*Records supplied*.
┄┄┄┄┄┄┄┄┄┄┄┄┄┄┄┄┄┄┄┄

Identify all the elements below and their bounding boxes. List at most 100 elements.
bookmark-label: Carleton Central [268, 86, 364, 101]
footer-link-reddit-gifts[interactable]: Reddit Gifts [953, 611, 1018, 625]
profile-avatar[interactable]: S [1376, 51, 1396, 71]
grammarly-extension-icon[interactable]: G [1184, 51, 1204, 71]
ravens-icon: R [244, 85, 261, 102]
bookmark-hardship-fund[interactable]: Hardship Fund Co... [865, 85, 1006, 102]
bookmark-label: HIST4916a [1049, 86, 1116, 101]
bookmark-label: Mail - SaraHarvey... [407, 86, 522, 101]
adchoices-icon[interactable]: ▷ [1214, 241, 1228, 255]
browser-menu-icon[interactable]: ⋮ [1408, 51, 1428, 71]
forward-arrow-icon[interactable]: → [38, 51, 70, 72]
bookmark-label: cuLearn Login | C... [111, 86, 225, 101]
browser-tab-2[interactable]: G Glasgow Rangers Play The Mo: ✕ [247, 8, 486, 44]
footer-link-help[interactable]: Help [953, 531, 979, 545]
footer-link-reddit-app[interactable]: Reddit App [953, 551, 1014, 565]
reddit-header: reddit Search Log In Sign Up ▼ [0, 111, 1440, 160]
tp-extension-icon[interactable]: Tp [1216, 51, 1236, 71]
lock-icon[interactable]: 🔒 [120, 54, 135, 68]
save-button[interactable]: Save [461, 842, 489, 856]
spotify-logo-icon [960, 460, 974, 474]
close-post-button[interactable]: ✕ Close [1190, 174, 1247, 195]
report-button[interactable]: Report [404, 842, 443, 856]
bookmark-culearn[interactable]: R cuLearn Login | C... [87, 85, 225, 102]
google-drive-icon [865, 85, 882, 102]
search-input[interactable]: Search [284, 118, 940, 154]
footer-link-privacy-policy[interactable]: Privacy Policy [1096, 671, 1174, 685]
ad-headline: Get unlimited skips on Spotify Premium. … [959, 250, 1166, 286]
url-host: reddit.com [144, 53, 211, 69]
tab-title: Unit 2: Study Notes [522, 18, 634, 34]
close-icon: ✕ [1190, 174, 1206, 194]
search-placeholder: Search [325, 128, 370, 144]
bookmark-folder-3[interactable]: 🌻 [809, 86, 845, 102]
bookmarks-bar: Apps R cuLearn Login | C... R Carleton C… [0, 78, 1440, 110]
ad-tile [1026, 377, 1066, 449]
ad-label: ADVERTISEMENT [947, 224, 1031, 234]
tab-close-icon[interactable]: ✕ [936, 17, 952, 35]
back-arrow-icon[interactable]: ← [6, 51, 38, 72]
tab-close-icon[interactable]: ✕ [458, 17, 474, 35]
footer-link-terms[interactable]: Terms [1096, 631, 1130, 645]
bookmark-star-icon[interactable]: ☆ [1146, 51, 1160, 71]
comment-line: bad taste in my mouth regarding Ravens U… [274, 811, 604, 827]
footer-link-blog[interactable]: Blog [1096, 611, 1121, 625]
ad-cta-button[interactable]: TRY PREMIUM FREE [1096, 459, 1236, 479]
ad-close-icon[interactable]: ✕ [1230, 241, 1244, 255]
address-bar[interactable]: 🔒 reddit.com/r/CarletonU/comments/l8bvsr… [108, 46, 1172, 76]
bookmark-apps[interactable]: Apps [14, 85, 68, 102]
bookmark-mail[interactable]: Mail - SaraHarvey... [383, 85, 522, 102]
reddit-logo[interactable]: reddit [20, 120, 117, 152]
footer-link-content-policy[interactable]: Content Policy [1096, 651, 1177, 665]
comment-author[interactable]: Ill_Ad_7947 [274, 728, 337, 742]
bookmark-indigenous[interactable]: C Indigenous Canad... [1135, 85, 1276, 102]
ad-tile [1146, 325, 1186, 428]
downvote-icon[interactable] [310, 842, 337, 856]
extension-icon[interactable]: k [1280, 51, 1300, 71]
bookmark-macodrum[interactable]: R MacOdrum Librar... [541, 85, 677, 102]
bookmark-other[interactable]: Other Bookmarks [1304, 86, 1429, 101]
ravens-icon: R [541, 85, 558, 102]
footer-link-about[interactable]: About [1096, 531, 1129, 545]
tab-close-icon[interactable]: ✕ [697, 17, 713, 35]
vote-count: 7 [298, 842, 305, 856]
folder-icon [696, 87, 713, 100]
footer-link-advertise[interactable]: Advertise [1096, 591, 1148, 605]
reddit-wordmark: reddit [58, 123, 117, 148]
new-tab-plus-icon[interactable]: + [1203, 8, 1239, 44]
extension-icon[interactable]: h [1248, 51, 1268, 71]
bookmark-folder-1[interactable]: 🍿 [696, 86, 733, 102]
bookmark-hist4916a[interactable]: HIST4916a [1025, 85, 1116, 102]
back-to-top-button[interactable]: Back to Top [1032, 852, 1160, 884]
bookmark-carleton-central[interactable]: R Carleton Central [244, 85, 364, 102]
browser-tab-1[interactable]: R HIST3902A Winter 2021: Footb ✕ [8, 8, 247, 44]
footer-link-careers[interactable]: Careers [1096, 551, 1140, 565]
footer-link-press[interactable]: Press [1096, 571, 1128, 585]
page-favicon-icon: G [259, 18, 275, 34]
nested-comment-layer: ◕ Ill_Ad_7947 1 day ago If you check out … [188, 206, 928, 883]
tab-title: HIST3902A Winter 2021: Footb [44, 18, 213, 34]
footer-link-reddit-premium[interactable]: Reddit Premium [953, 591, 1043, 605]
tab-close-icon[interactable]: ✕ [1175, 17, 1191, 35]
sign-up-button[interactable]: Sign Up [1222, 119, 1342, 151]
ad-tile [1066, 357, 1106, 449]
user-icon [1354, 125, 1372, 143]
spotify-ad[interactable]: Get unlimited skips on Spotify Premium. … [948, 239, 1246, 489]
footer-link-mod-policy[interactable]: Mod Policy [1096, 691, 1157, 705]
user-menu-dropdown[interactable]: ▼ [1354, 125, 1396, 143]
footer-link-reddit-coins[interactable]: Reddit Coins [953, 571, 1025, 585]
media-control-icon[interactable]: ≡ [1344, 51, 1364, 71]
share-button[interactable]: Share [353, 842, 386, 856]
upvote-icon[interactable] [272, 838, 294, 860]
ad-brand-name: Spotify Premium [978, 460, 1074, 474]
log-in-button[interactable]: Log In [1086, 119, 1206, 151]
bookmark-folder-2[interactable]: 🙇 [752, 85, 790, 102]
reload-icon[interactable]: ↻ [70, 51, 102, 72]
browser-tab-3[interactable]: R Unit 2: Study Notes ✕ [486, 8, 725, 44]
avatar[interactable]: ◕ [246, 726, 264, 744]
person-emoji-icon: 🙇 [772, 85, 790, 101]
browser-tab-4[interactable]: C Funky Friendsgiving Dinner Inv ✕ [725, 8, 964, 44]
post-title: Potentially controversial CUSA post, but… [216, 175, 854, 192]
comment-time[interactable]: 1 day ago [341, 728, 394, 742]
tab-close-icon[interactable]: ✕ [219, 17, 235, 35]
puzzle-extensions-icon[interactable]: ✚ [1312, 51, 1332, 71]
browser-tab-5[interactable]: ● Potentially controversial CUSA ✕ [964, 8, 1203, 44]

┄┄┄┄┄┄┄┄┄┄┄┄┄┄┄┄┄┄┄┄

*Exercise prompt*. Reproduce the rows above without any changes, from the first line through the line containing "grammarly-extension-icon[interactable]: G [1184, 51, 1204, 71]", with both ends included.

*Task output*.
Identify all the elements below and their bounding boxes. List at most 100 elements.
bookmark-label: Carleton Central [268, 86, 364, 101]
footer-link-reddit-gifts[interactable]: Reddit Gifts [953, 611, 1018, 625]
profile-avatar[interactable]: S [1376, 51, 1396, 71]
grammarly-extension-icon[interactable]: G [1184, 51, 1204, 71]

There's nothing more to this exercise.